• THE RECORDS:
+++

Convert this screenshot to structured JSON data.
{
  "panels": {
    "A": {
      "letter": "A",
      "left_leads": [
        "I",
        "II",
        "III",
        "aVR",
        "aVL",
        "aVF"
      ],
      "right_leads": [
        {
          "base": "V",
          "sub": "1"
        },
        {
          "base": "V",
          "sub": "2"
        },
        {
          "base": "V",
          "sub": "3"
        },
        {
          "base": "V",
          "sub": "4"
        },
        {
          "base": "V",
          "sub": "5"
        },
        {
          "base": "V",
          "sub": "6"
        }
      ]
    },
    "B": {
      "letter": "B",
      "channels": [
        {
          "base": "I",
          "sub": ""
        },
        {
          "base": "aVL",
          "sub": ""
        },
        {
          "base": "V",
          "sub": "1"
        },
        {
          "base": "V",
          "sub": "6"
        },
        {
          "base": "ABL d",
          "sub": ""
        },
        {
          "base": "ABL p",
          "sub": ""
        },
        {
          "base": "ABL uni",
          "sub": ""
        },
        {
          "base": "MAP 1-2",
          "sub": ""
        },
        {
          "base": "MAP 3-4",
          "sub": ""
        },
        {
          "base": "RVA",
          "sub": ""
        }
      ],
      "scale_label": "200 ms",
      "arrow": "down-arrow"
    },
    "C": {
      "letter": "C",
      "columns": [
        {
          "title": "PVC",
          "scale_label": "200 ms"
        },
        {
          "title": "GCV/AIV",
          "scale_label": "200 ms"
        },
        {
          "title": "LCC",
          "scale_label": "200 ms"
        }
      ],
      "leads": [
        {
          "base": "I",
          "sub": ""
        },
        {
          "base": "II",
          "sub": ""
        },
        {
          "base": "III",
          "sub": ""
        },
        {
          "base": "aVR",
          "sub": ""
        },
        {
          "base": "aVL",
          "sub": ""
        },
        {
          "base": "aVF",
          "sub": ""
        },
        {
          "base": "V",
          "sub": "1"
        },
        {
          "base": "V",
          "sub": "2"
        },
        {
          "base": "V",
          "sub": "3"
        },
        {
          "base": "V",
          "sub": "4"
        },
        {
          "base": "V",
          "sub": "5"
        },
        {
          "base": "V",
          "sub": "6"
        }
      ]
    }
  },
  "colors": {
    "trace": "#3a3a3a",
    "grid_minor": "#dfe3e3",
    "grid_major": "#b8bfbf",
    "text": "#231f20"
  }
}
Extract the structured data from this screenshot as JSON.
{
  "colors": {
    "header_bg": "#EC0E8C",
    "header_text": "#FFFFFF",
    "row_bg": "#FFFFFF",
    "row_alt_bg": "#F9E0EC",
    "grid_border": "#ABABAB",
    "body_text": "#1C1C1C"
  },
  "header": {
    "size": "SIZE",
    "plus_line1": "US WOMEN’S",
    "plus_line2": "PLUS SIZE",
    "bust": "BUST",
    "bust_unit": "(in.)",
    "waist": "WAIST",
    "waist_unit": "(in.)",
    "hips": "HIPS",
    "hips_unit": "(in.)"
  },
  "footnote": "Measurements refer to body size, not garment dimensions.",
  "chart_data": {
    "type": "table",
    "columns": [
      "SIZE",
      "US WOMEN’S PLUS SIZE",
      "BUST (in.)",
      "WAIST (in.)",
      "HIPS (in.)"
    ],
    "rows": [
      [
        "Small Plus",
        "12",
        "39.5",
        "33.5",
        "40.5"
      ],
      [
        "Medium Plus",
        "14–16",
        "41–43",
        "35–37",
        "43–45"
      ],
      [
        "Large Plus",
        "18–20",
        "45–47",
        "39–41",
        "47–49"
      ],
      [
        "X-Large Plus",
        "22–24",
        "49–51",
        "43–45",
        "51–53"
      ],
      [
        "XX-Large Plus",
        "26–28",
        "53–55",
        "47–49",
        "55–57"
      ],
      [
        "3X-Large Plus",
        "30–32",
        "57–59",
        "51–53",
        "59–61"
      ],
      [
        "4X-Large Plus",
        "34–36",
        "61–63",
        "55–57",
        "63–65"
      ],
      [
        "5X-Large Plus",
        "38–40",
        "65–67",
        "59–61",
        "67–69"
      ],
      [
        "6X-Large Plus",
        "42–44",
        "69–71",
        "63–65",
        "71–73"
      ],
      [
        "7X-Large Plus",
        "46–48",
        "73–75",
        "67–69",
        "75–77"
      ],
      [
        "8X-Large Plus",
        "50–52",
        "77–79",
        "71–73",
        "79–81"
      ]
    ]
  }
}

+++

• PROBLEM TO SOLVE: Make a tally of the lines in this data that include the string "Large", and answer with that tally alone.

• FULL RESPONSE: 9